*THE EXERCISE*
Scan the lines below for the string "Zlepšit" and copy every one that has it.

*MATERIAL FOR THIS TASK*
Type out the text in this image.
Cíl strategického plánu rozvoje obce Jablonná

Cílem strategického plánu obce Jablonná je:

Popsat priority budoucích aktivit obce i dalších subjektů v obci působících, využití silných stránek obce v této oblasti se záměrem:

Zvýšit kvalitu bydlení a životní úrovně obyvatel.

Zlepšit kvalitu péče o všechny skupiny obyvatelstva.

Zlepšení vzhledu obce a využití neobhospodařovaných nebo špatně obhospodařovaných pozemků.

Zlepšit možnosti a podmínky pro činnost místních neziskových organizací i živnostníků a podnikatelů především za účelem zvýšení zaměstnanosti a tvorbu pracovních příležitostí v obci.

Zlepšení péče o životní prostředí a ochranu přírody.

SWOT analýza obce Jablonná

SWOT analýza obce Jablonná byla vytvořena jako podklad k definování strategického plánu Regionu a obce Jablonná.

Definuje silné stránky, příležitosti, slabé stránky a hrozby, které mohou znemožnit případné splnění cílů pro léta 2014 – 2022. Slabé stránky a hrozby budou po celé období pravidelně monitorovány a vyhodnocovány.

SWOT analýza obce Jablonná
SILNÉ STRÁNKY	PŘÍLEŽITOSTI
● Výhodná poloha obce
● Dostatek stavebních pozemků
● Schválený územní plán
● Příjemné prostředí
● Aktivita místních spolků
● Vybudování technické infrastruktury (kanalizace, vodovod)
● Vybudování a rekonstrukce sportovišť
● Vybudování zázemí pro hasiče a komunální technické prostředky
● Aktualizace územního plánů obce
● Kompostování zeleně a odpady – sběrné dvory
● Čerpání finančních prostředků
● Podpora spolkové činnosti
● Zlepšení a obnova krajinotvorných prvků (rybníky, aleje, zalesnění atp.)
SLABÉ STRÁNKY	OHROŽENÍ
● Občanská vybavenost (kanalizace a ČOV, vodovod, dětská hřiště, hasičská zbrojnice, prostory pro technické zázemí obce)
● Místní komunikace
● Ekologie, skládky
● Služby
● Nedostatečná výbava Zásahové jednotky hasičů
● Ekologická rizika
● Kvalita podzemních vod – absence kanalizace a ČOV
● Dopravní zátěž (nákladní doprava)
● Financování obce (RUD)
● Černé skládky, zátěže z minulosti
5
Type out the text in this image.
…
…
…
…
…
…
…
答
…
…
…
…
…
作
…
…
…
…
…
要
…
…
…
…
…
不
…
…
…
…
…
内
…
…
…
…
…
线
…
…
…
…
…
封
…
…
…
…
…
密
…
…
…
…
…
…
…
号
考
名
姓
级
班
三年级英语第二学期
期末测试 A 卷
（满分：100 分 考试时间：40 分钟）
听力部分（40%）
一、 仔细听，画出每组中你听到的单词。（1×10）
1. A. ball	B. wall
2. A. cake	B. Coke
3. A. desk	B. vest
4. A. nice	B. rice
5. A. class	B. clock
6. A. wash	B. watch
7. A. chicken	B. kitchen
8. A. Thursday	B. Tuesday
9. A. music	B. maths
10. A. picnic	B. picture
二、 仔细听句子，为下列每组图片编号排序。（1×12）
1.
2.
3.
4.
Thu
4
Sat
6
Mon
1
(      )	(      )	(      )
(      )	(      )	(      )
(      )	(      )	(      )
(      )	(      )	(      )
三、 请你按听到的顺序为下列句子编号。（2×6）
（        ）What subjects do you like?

*REPLY*
Zlepšit kvalitu péče o všechny skupiny obyvatelstva.
Zlepšit možnosti a podmínky pro činnost místních neziskových organizací i živnostníků a podnikatelů především za účelem zvýšení zaměstnanosti a tvorbu pracovních příležitostí v obci.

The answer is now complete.